___ Material supplied

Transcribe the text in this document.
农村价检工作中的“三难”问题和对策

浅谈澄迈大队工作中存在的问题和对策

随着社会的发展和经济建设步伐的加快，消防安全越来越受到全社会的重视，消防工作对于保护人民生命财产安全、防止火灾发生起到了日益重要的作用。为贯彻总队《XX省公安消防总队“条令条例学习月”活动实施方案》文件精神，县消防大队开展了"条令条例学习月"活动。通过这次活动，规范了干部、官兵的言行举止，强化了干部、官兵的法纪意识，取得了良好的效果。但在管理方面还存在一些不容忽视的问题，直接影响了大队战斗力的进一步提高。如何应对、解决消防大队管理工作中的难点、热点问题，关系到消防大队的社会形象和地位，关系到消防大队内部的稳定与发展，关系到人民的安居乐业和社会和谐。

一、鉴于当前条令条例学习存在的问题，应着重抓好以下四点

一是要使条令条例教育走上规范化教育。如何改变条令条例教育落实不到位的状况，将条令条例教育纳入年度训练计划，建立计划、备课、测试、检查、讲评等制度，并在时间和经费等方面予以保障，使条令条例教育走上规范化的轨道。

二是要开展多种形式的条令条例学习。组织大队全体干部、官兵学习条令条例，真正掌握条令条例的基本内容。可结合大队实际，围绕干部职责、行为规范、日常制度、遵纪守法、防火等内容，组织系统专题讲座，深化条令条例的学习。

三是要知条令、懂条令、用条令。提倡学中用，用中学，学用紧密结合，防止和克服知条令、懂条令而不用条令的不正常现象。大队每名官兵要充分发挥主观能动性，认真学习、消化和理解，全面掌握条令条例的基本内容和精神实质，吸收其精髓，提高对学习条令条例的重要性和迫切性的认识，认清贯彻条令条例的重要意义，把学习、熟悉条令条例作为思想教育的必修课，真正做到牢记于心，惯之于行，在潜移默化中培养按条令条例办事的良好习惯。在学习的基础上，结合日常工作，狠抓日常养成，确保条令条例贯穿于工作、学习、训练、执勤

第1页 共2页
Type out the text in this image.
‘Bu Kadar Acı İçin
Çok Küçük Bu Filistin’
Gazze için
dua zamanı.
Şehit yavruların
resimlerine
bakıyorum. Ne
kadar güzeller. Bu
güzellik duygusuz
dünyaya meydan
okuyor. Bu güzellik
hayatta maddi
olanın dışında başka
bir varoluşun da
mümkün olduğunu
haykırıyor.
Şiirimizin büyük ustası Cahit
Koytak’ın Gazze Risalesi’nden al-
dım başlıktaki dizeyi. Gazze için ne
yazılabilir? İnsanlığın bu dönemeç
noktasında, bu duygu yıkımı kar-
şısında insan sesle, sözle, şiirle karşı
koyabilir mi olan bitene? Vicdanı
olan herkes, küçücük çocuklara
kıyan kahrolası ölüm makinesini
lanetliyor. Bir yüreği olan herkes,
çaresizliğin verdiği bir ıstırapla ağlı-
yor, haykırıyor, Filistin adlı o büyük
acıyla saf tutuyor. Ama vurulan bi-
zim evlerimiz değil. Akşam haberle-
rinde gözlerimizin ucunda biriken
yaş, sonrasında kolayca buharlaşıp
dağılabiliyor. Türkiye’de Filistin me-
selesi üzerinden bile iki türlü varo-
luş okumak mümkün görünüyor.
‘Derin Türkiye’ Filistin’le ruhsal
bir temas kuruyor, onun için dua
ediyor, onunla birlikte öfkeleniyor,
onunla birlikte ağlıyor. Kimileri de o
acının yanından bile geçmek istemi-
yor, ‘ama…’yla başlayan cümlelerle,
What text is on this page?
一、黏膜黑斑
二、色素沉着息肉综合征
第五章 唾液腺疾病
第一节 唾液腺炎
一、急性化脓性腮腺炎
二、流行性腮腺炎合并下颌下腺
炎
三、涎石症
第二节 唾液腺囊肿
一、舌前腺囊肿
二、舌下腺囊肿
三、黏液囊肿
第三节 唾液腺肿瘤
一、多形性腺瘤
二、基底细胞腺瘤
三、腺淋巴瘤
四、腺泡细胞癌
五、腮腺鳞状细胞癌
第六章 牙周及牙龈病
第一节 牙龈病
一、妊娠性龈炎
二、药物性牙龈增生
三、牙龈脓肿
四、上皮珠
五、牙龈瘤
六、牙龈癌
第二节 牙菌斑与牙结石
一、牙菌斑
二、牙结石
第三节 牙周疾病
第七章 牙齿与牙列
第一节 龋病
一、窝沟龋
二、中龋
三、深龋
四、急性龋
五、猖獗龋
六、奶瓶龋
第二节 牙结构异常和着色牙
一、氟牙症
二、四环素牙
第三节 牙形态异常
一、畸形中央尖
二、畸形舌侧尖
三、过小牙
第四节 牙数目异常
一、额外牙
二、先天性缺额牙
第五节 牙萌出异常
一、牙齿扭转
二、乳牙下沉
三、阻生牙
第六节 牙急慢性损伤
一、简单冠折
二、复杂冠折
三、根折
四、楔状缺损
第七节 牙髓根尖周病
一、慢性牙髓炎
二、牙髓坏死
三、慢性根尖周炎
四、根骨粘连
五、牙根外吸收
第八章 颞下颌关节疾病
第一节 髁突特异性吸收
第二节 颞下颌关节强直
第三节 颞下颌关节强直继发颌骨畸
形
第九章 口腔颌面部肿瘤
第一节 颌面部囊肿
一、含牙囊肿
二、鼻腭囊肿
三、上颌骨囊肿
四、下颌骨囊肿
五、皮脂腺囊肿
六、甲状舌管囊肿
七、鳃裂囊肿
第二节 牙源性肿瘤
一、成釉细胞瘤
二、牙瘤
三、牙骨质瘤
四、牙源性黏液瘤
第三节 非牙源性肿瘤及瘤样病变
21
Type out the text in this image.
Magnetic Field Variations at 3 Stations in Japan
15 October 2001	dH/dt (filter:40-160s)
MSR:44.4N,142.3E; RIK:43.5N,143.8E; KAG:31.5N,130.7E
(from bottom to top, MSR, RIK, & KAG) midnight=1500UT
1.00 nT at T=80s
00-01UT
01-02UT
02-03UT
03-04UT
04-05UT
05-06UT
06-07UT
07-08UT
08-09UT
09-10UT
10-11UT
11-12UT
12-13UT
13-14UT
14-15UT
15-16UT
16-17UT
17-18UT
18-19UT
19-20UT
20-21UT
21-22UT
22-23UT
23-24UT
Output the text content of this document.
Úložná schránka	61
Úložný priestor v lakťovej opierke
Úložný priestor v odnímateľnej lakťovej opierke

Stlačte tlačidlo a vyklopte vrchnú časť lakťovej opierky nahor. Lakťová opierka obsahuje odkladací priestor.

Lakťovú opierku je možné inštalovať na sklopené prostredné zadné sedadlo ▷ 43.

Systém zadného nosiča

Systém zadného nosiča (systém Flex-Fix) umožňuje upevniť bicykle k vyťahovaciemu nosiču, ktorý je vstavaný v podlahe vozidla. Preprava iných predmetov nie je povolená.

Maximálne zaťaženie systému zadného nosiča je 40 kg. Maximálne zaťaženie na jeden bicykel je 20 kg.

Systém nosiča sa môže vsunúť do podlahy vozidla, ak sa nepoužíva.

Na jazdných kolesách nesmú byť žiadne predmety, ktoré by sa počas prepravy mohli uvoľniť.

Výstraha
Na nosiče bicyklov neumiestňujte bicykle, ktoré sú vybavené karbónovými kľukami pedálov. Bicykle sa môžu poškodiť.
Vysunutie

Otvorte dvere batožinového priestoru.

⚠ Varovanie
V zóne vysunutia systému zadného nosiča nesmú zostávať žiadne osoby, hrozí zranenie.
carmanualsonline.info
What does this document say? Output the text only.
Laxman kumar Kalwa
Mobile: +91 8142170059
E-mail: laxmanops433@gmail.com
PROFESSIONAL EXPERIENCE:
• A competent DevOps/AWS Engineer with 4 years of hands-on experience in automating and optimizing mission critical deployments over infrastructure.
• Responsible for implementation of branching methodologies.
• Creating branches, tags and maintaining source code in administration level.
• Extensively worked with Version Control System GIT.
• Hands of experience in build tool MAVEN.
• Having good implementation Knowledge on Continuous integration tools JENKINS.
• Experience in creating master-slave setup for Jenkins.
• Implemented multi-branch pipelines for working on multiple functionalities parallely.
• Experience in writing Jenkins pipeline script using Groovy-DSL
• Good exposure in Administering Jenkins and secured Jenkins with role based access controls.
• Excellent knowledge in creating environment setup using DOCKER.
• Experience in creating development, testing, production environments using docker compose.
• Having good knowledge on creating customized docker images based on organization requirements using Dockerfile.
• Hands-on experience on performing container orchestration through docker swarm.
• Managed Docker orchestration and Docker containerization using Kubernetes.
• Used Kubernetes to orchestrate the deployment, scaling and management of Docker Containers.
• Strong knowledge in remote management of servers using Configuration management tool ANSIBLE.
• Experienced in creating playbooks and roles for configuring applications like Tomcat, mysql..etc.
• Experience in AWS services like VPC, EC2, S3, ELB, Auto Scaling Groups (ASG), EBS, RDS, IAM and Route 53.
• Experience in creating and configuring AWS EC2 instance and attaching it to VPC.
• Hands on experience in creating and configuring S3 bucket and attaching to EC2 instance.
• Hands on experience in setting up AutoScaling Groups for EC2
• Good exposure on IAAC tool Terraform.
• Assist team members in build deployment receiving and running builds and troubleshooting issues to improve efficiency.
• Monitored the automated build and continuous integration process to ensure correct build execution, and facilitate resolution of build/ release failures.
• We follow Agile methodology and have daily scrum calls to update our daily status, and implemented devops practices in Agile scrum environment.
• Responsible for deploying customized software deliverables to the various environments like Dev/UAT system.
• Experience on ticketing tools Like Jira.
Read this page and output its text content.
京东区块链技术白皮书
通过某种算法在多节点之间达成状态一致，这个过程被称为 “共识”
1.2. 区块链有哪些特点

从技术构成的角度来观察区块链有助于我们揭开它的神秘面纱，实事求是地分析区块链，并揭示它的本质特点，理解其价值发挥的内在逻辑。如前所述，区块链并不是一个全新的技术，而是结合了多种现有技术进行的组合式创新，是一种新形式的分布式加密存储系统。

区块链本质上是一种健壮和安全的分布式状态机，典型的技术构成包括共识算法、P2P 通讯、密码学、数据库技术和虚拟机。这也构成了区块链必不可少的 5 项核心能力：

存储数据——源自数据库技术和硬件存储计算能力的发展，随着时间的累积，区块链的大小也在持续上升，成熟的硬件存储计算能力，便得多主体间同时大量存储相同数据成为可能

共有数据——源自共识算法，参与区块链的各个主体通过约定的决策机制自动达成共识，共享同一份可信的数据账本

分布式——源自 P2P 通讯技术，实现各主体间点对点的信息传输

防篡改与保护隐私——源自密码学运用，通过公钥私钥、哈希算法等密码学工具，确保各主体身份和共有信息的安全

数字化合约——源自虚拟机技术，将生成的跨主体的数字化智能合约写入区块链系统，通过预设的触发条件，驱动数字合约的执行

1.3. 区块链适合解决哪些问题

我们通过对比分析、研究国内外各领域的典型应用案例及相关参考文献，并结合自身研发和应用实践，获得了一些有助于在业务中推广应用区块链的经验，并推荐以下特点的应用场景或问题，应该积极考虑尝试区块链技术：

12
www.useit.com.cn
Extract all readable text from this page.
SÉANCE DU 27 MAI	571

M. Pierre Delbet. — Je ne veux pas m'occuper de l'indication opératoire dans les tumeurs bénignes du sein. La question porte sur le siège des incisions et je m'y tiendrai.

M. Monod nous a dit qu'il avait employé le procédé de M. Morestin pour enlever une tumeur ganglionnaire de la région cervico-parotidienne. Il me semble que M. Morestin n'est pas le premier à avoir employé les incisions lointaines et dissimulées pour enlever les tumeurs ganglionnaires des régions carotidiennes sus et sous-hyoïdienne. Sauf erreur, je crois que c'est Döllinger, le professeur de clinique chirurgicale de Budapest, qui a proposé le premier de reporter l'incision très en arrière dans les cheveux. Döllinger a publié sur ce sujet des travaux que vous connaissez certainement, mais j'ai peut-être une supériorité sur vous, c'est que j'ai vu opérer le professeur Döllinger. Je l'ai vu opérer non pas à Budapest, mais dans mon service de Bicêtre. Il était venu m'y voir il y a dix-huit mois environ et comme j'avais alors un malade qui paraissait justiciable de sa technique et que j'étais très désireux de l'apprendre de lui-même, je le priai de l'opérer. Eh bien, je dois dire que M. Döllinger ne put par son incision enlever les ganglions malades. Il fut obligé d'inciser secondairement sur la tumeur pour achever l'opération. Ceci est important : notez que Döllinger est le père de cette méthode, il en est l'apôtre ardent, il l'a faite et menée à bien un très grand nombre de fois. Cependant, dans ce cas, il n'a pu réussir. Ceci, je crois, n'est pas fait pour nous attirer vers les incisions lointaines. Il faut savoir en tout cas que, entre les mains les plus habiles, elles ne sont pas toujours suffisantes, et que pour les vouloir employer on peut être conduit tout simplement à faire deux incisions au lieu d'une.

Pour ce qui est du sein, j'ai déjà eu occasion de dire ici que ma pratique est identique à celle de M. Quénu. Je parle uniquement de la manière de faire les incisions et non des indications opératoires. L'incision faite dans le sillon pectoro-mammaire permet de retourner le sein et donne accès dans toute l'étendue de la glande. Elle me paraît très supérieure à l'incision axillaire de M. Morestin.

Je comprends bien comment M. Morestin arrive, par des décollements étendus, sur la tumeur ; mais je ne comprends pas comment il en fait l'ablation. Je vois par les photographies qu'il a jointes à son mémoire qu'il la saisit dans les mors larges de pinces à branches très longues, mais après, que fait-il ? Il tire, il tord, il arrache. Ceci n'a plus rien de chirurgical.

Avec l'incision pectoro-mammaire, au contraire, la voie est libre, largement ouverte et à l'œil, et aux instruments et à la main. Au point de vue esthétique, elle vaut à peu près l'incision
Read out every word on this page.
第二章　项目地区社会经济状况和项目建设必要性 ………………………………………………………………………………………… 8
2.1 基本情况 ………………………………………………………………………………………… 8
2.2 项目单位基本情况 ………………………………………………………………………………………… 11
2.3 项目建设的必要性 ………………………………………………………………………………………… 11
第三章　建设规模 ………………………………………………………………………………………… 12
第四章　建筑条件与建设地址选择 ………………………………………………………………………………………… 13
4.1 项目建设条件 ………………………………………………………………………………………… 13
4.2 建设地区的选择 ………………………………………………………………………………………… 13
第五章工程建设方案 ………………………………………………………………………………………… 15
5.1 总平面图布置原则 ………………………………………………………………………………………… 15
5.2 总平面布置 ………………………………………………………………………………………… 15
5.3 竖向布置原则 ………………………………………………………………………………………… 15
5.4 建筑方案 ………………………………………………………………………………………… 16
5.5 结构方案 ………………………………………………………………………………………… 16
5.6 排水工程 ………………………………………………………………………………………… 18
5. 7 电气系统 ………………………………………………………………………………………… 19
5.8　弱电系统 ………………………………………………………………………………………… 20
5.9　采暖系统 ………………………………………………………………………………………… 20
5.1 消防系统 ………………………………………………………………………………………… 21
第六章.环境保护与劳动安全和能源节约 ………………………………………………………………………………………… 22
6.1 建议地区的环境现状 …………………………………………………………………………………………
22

______

Given instruction: Pull out every line in the material above where "Türkiye" occurs.

Complete answer:
dağılabiliyor. Türkiye’de Filistin me-
‘Derin Türkiye’ Filistin’le ruhsal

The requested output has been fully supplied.